■ What you will do ■
Filter the records below and copy every line containing the word "text".

[Figure record extracts]
## BEGIN
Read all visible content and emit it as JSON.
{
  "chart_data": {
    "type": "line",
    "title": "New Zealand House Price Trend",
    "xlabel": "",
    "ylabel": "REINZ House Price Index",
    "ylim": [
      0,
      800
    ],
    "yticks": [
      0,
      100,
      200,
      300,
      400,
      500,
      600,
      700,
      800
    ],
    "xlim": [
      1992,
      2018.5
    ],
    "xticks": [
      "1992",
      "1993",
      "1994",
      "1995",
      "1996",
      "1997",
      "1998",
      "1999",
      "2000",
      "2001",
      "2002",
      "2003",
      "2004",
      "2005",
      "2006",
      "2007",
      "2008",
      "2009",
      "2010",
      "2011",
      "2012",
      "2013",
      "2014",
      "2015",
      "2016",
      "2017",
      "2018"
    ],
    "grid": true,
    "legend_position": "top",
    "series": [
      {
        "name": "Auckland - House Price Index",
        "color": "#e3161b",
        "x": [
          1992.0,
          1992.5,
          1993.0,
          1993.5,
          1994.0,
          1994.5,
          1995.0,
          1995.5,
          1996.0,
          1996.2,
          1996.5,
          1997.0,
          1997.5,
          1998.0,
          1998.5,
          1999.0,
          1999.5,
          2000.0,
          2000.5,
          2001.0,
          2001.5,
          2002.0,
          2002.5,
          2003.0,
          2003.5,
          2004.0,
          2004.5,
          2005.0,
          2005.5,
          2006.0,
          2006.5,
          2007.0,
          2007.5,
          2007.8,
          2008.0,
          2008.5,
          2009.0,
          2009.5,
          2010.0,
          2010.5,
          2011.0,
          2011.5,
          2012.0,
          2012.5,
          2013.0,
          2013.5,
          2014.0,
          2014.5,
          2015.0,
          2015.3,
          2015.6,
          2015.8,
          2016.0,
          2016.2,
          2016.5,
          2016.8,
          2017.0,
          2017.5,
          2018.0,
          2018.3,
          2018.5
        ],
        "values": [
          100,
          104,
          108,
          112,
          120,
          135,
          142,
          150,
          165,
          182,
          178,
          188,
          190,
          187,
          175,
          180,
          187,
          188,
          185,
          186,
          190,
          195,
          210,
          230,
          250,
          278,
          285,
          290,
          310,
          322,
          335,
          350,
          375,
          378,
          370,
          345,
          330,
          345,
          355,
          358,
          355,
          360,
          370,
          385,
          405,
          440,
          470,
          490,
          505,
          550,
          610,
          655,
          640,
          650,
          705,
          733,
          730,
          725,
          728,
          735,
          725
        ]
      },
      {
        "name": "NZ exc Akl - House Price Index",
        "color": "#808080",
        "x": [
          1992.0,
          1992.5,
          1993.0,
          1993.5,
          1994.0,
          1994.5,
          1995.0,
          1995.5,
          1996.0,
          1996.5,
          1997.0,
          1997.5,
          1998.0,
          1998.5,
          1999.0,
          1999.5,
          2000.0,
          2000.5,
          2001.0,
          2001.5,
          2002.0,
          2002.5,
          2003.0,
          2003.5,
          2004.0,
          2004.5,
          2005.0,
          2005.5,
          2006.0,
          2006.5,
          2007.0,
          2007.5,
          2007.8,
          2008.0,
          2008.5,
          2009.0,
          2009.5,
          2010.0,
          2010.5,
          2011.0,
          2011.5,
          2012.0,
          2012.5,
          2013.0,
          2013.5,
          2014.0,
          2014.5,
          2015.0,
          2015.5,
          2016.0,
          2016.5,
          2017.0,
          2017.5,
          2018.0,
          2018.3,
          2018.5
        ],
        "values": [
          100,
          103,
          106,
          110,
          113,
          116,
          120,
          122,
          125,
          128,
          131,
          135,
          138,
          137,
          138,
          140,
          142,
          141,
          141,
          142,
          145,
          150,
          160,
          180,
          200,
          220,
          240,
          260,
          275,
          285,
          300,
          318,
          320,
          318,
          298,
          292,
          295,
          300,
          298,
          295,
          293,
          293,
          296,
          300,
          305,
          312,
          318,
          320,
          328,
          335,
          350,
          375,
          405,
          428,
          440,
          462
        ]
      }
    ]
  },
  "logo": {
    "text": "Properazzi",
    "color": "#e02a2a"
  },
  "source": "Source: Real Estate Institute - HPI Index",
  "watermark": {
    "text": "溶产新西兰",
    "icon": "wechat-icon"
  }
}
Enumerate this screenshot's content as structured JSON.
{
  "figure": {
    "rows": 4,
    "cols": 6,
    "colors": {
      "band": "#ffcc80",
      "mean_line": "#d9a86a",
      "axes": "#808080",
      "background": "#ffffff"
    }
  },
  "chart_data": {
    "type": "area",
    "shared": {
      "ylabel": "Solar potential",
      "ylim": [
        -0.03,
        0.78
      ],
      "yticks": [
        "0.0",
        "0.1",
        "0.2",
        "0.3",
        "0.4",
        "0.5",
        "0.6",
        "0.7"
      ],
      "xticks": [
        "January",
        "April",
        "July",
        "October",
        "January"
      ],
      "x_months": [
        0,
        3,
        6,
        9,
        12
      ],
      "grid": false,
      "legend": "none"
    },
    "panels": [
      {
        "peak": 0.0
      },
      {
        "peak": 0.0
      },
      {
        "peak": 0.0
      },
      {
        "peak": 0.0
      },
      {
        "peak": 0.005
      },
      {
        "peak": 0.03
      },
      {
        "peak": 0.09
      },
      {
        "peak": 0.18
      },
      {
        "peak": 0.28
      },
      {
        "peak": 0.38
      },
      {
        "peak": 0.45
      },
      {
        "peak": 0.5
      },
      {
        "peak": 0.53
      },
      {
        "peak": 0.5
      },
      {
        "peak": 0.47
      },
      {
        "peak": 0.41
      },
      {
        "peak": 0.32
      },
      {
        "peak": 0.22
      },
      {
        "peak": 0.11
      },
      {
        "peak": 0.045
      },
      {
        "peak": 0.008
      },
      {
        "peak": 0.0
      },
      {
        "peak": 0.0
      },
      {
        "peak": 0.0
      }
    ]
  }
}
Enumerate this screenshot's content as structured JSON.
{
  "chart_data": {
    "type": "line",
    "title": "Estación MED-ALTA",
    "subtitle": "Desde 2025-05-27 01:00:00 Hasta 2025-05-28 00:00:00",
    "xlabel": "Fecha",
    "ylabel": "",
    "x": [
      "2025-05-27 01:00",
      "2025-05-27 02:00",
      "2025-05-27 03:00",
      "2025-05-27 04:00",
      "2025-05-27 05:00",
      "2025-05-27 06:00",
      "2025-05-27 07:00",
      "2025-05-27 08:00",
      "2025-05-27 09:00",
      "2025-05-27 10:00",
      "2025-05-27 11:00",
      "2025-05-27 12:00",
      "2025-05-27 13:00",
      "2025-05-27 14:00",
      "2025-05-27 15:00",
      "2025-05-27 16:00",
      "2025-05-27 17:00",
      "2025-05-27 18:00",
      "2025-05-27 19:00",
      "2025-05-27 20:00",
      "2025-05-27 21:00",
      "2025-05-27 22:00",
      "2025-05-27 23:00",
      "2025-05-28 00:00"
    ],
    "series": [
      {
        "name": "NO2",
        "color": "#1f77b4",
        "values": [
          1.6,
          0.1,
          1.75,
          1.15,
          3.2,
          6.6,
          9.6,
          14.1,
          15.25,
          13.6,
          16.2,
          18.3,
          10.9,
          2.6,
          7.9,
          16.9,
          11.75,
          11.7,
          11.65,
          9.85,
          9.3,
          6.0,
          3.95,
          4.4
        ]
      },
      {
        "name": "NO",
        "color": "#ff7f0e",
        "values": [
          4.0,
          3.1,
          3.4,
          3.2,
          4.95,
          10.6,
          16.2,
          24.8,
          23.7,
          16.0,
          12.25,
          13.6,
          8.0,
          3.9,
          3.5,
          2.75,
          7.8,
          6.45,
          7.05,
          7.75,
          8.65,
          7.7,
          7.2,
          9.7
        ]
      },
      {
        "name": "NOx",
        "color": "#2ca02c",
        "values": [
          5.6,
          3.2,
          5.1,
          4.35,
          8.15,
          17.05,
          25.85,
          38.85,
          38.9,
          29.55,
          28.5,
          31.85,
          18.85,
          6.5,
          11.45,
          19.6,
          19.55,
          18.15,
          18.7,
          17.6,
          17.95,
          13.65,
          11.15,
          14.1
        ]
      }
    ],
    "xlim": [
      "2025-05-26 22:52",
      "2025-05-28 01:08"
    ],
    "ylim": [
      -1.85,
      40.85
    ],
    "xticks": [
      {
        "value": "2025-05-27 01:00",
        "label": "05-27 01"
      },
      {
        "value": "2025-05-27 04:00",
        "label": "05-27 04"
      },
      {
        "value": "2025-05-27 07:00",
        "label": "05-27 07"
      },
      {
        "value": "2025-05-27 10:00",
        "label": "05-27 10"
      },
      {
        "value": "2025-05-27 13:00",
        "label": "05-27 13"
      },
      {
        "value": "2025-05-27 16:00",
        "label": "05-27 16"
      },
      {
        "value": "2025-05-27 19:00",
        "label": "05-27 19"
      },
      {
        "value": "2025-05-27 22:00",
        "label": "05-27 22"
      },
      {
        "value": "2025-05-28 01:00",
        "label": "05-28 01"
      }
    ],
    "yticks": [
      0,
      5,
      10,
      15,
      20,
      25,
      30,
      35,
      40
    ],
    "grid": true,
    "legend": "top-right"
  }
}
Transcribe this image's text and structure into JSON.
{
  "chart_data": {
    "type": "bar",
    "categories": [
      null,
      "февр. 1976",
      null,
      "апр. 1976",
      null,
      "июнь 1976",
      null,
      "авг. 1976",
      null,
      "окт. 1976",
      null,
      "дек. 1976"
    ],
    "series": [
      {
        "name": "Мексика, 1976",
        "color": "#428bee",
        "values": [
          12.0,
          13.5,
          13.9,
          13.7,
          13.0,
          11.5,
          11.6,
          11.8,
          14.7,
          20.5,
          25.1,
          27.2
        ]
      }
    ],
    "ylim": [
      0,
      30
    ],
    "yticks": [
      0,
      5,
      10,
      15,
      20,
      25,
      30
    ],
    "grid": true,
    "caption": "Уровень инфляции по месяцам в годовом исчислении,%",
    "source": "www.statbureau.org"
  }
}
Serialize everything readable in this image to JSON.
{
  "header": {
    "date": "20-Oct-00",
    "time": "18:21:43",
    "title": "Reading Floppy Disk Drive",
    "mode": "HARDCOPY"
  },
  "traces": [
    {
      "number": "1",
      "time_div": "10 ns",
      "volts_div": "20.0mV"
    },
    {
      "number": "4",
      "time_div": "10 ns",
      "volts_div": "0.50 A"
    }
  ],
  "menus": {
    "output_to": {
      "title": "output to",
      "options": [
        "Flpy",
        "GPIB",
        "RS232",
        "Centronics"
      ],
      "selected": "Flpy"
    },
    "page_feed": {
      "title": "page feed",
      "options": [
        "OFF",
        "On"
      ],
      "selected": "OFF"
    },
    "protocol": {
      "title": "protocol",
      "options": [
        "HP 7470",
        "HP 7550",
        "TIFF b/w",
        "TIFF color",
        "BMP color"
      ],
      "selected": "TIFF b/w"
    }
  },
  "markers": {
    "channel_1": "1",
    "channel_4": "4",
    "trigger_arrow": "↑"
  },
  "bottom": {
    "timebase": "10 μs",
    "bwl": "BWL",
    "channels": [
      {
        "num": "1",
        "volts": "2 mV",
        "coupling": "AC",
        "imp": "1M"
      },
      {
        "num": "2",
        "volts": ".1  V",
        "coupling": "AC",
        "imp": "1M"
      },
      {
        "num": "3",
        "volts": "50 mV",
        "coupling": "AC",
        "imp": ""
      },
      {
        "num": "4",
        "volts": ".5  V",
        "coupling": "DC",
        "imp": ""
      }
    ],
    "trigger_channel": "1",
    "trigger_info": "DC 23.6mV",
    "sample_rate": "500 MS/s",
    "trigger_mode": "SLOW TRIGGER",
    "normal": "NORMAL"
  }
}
## END
■ Correct result ■
    "text": "Properazzi",
    "text": "溶产新西兰",
Transcribe this image's text and structure into JSON.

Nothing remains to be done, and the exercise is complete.